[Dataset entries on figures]
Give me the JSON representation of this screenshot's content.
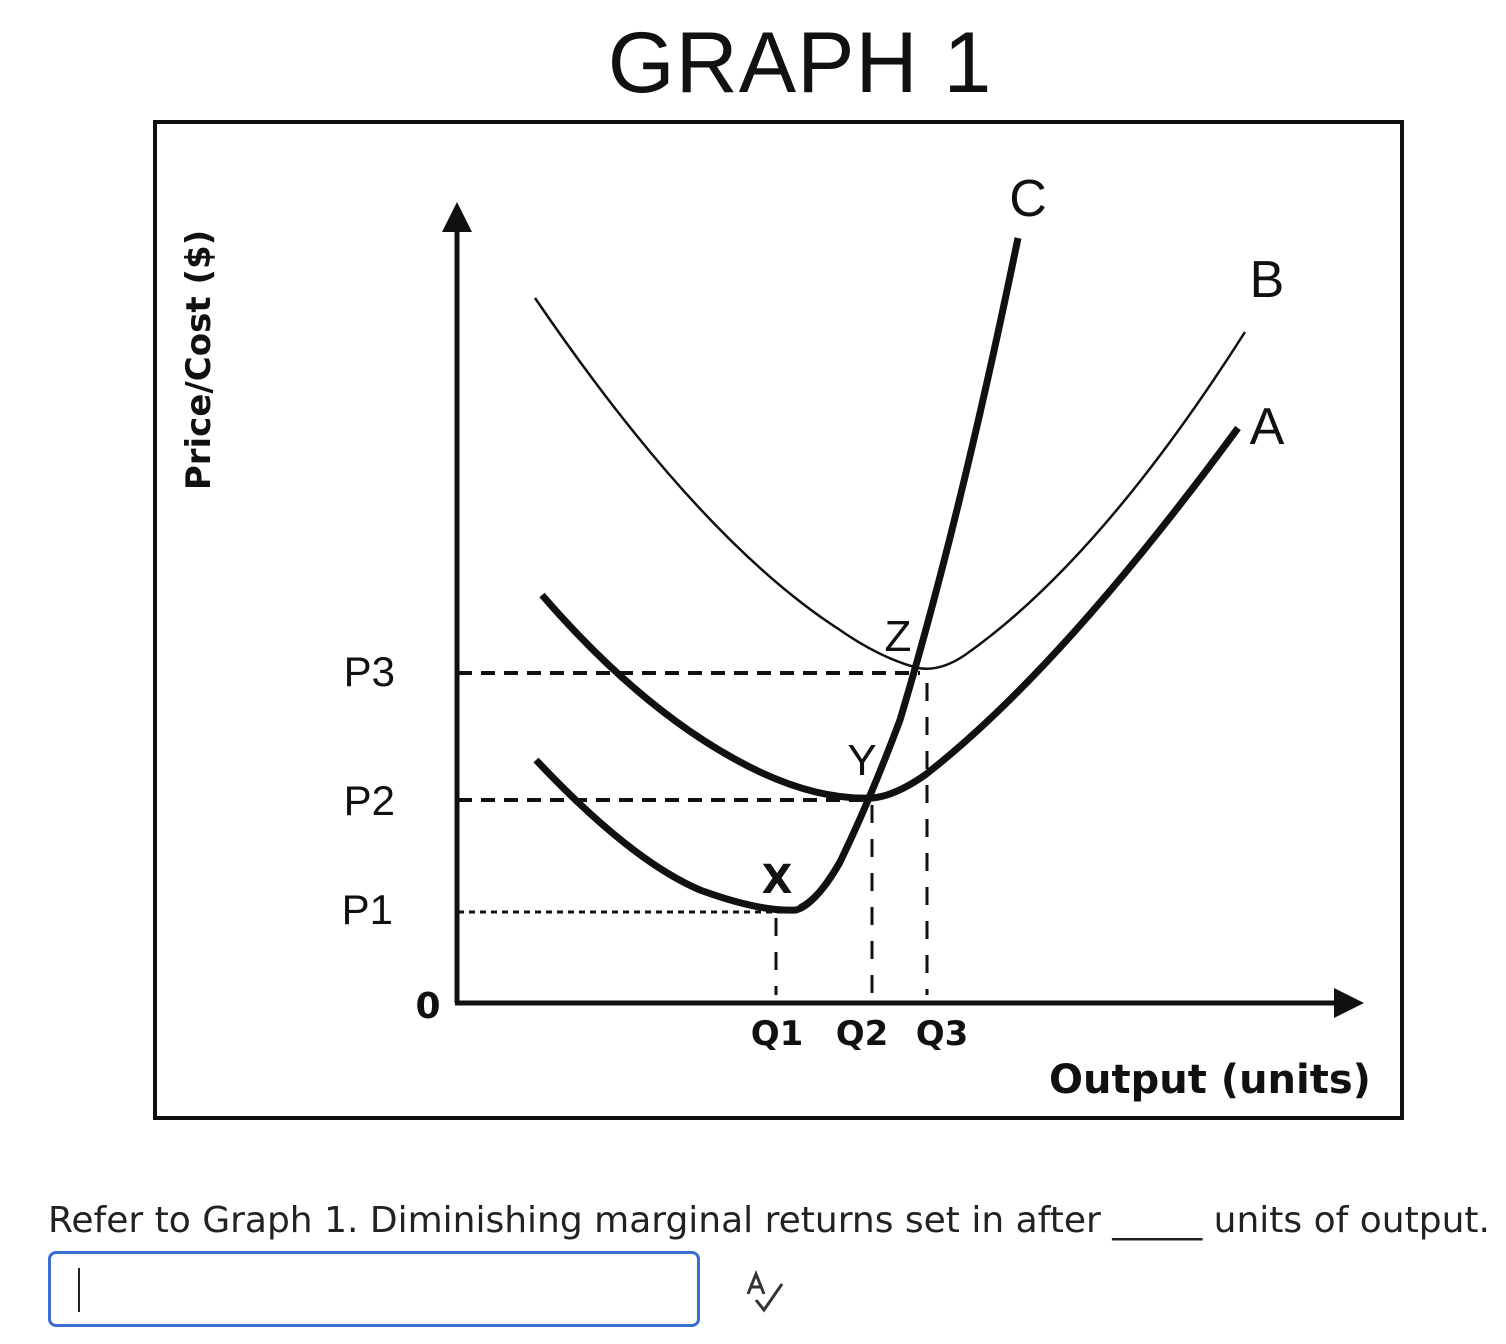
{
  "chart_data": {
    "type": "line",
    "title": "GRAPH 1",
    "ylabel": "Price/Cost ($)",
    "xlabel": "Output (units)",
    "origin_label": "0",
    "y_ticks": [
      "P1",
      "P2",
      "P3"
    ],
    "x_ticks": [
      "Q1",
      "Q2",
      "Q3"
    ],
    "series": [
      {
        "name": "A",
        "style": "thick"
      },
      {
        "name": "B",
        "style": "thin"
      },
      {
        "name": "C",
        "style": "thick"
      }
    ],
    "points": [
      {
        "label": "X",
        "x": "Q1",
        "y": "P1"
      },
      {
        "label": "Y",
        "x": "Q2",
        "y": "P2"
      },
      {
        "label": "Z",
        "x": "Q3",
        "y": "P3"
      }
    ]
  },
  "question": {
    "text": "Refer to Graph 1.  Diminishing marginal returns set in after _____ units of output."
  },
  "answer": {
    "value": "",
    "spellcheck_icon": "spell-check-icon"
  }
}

- **Aim**: Leave out the pictures and transcribe the entries above exactly.

- **Answer for the task**:
Give me the JSON representation of this screenshot's content.
{
  "chart_data": {
    "type": "line",
    "title": "GRAPH 1",
    "ylabel": "Price/Cost ($)",
    "xlabel": "Output (units)",
    "origin_label": "0",
    "y_ticks": [
      "P1",
      "P2",
      "P3"
    ],
    "x_ticks": [
      "Q1",
      "Q2",
      "Q3"
    ],
    "series": [
      {
        "name": "A",
        "style": "thick"
      },
      {
        "name": "B",
        "style": "thin"
      },
      {
        "name": "C",
        "style": "thick"
      }
    ],
    "points": [
      {
        "label": "X",
        "x": "Q1",
        "y": "P1"
      },
      {
        "label": "Y",
        "x": "Q2",
        "y": "P2"
      },
      {
        "label": "Z",
        "x": "Q3",
        "y": "P3"
      }
    ]
  },
  "question": {
    "text": "Refer to Graph 1.  Diminishing marginal returns set in after _____ units of output."
  },
  "answer": {
    "value": "",
    "spellcheck_icon": "spell-check-icon"
  }
}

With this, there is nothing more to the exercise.